● **Requirement**
Track down the lines that contain "foregoing" and copy them.

** start Extracted records **

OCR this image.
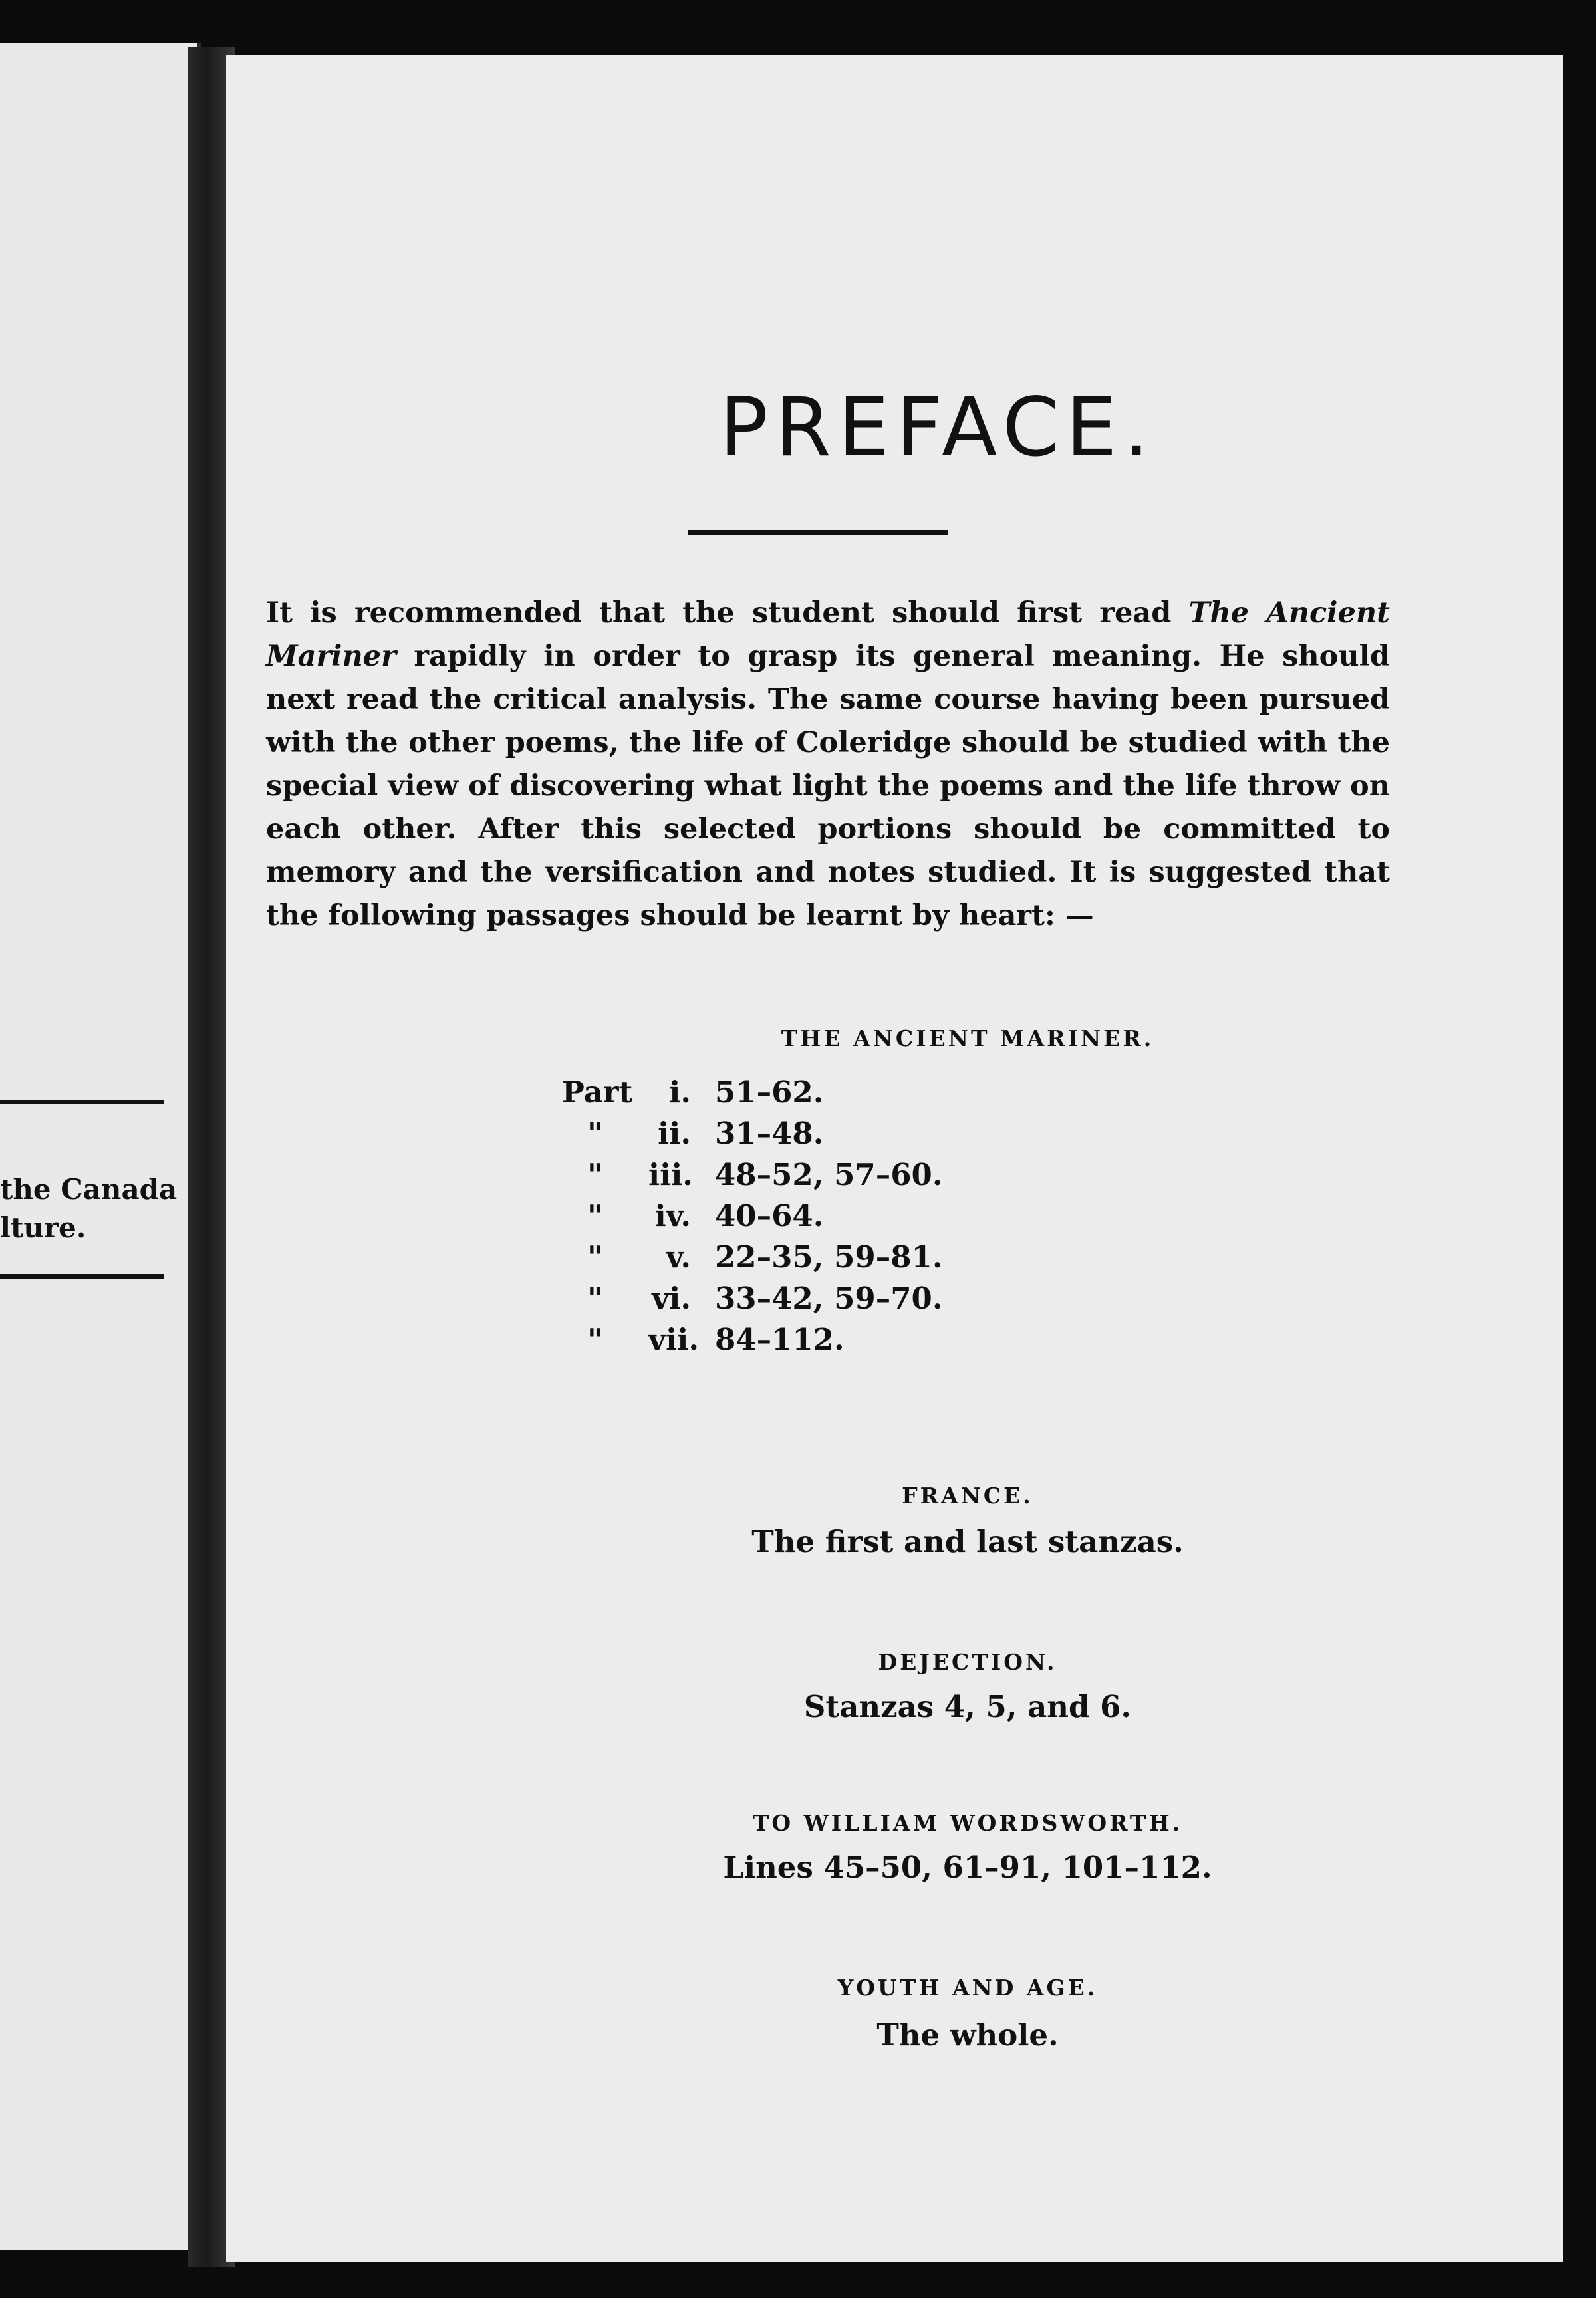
the Canada
lture.
PREFACE.

It is recommended that the student should first read The Ancient Mariner rapidly in order to grasp its general meaning. He should next read the critical analysis. The same course having been pursued with the other poems, the life of Coleridge should be studied with the special view of discovering what light the poems and the life throw on each other. After this selected portions should be committed to memory and the versification and notes studied. It is suggested that the following passages should be learnt by heart: —

THE ANCIENT MARINER.
Part	i. 51–62.
"	ii. 31–48.
"	iii. 48–52, 57–60.
"	iv. 40–64.
"	v. 22–35, 59–81.
"	vi. 33–42, 59–70.
"	vii. 84–112.
FRANCE.

The first and last stanzas.

DEJECTION.

Stanzas 4, 5, and 6.

TO WILLIAM WORDSWORTH.

Lines 45–50, 61–91, 101–112.

YOUTH AND AGE.

The whole.
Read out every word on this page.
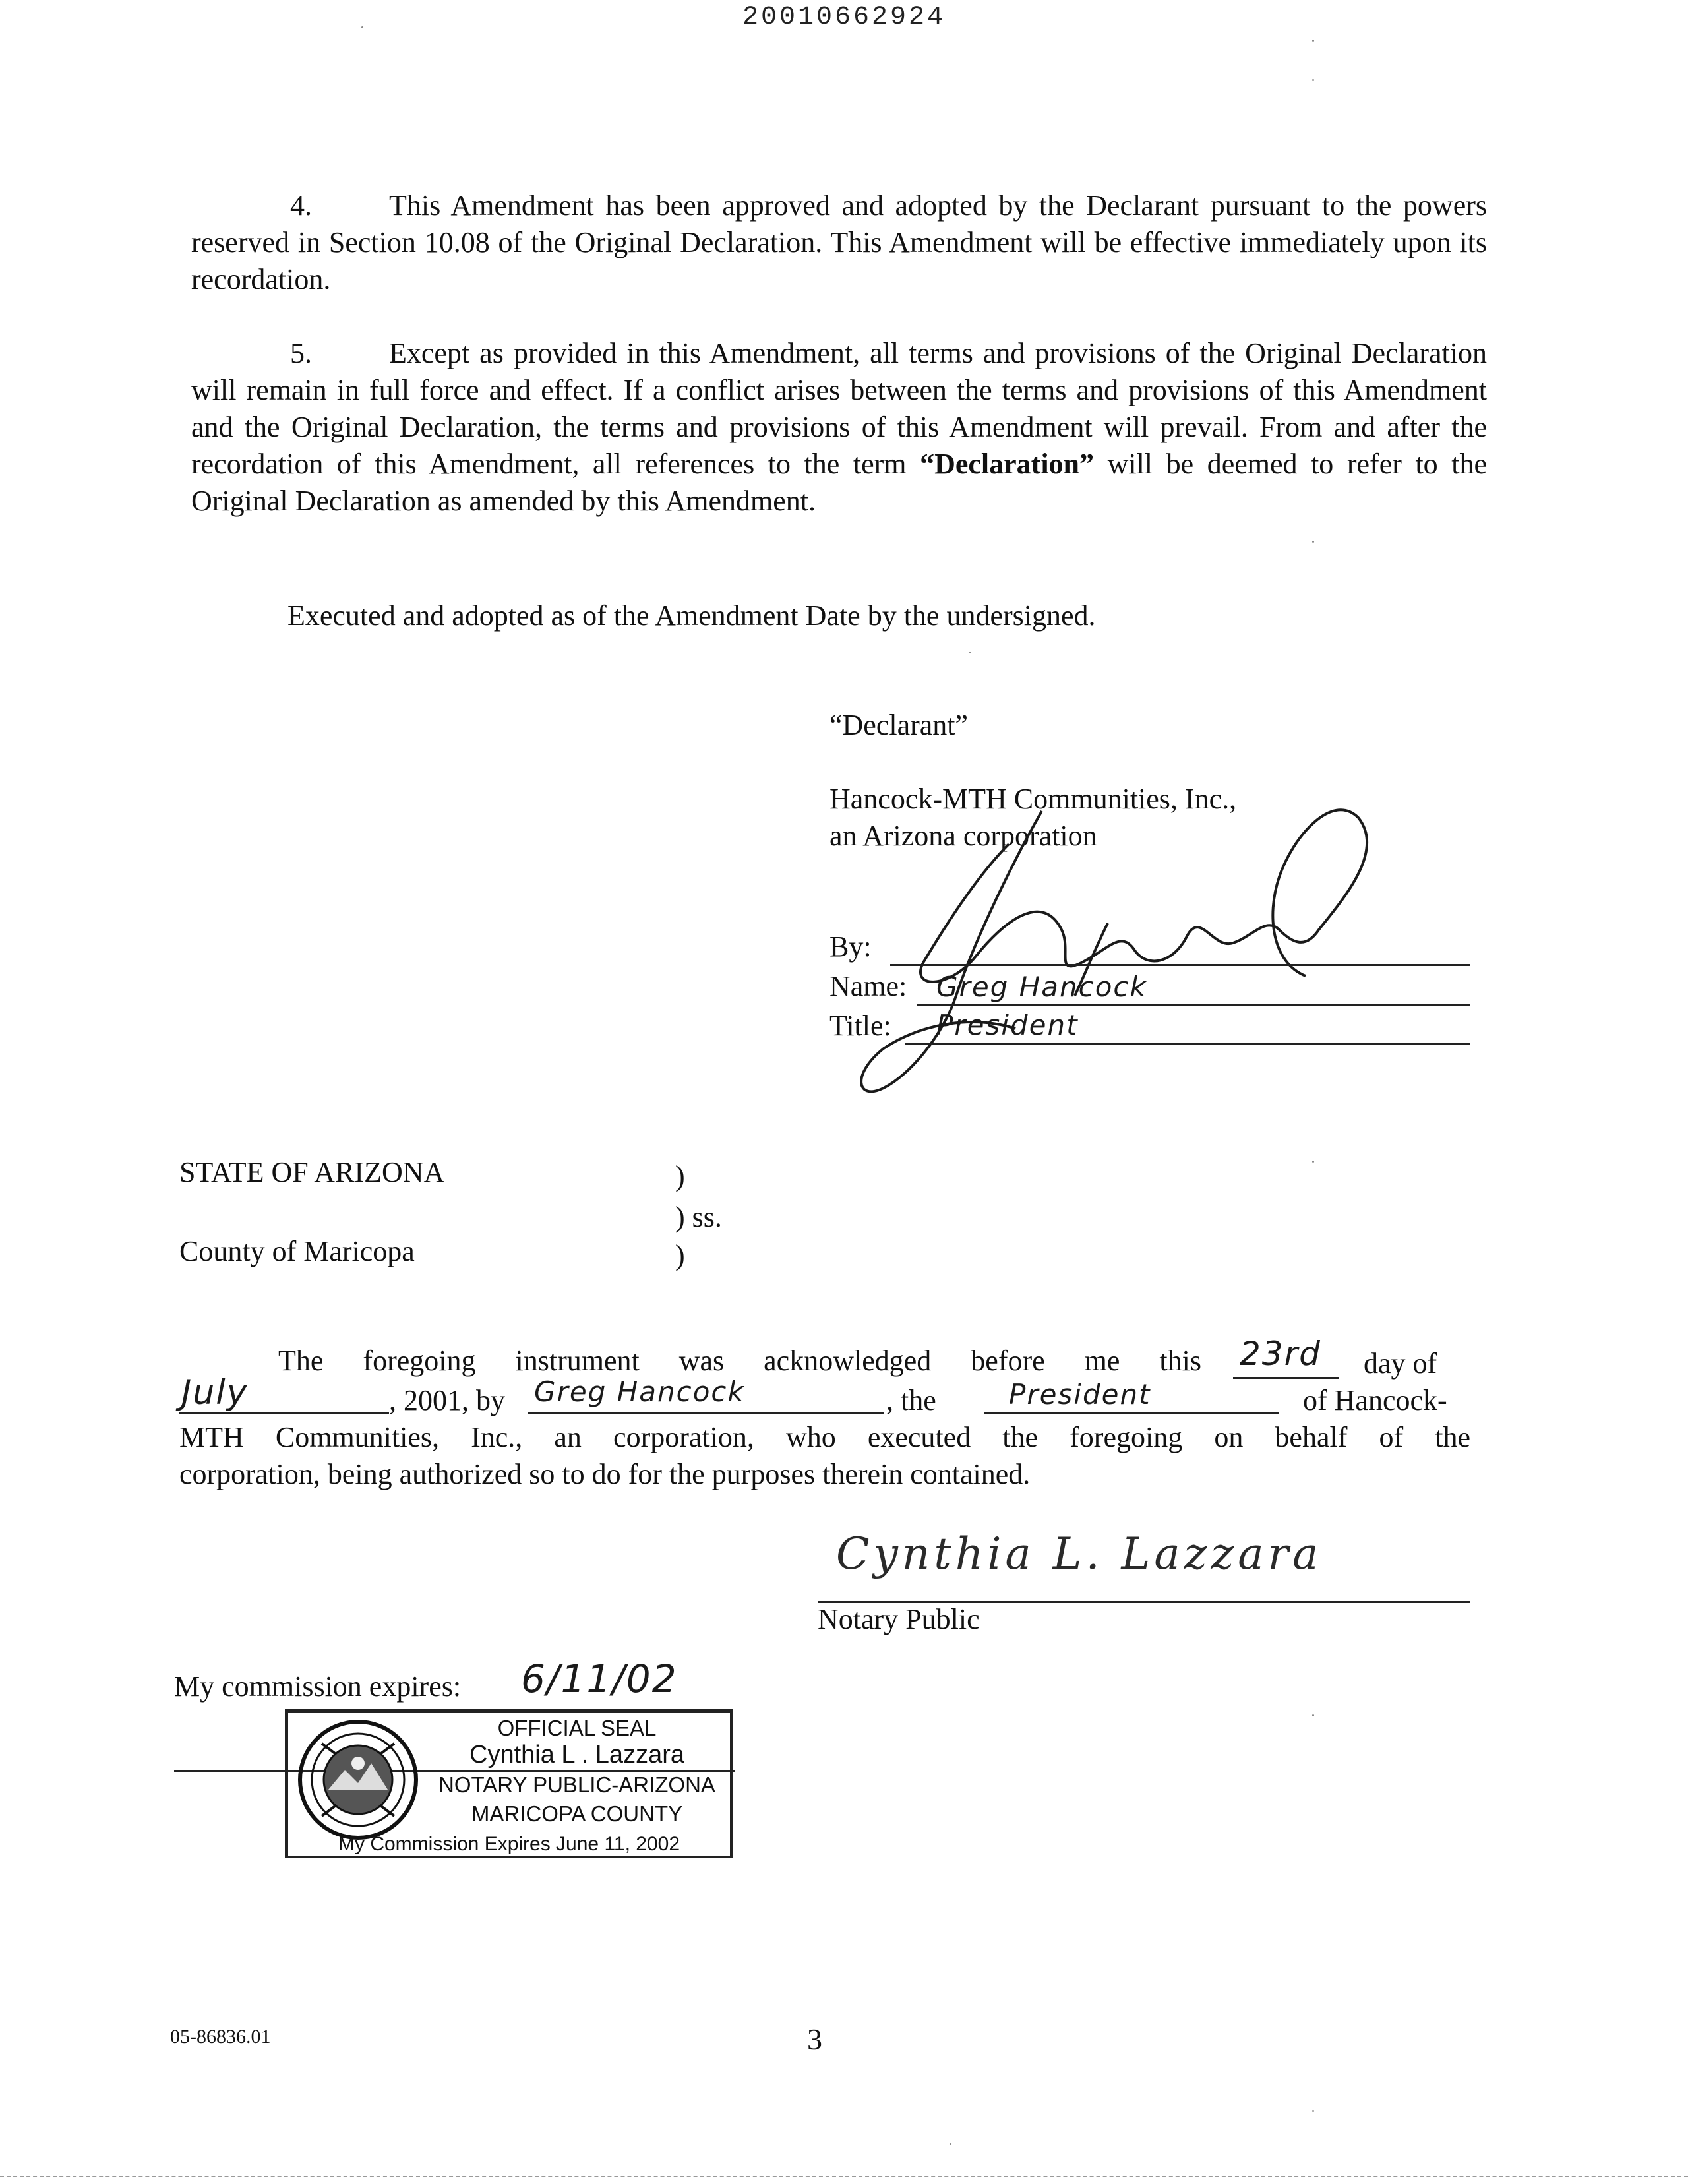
20010662924
4.	This Amendment has been approved and adopted by the Declarant pursuant to the powers reserved in Section 10.08 of the Original Declaration. This Amendment will be effective immediately upon its recordation.
5.	Except as provided in this Amendment, all terms and provisions of the Original Declaration will remain in full force and effect. If a conflict arises between the terms and provisions of this Amendment and the Original Declaration, the terms and provisions of this Amendment will prevail. From and after the recordation of this Amendment, all references to the term “Declaration” will be deemed to refer to the Original Declaration as amended by this Amendment.
Executed and adopted as of the Amendment Date by the undersigned.
“Declarant”
Hancock-MTH Communities, Inc.,
an Arizona corporation
By:
Name: Greg Hancock
Title: President
STATE OF ARIZONA	)
) ss.
County of Maricopa	)
The foregoing instrument was acknowledged before me this 23rd day of
July	, 2001, by Greg Hancock	, the	President	of Hancock-
MTH Communities, Inc., an corporation, who executed the foregoing on behalf of the
corporation, being authorized so to do for the purposes therein contained.
Cynthia L. Lazzara
Notary Public
My commission expires: 6/11/02
OFFICIAL SEAL
Cynthia L . Lazzara
NOTARY PUBLIC-ARIZONA
MARICOPA COUNTY
My Commission Expires June 11, 2002
05-86836.01	3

** end Extracted records **

● **Result of the exercise**
The foregoing instrument was acknowledged before me this 23rd day of
MTH Communities, Inc., an corporation, who executed the foregoing on behalf of the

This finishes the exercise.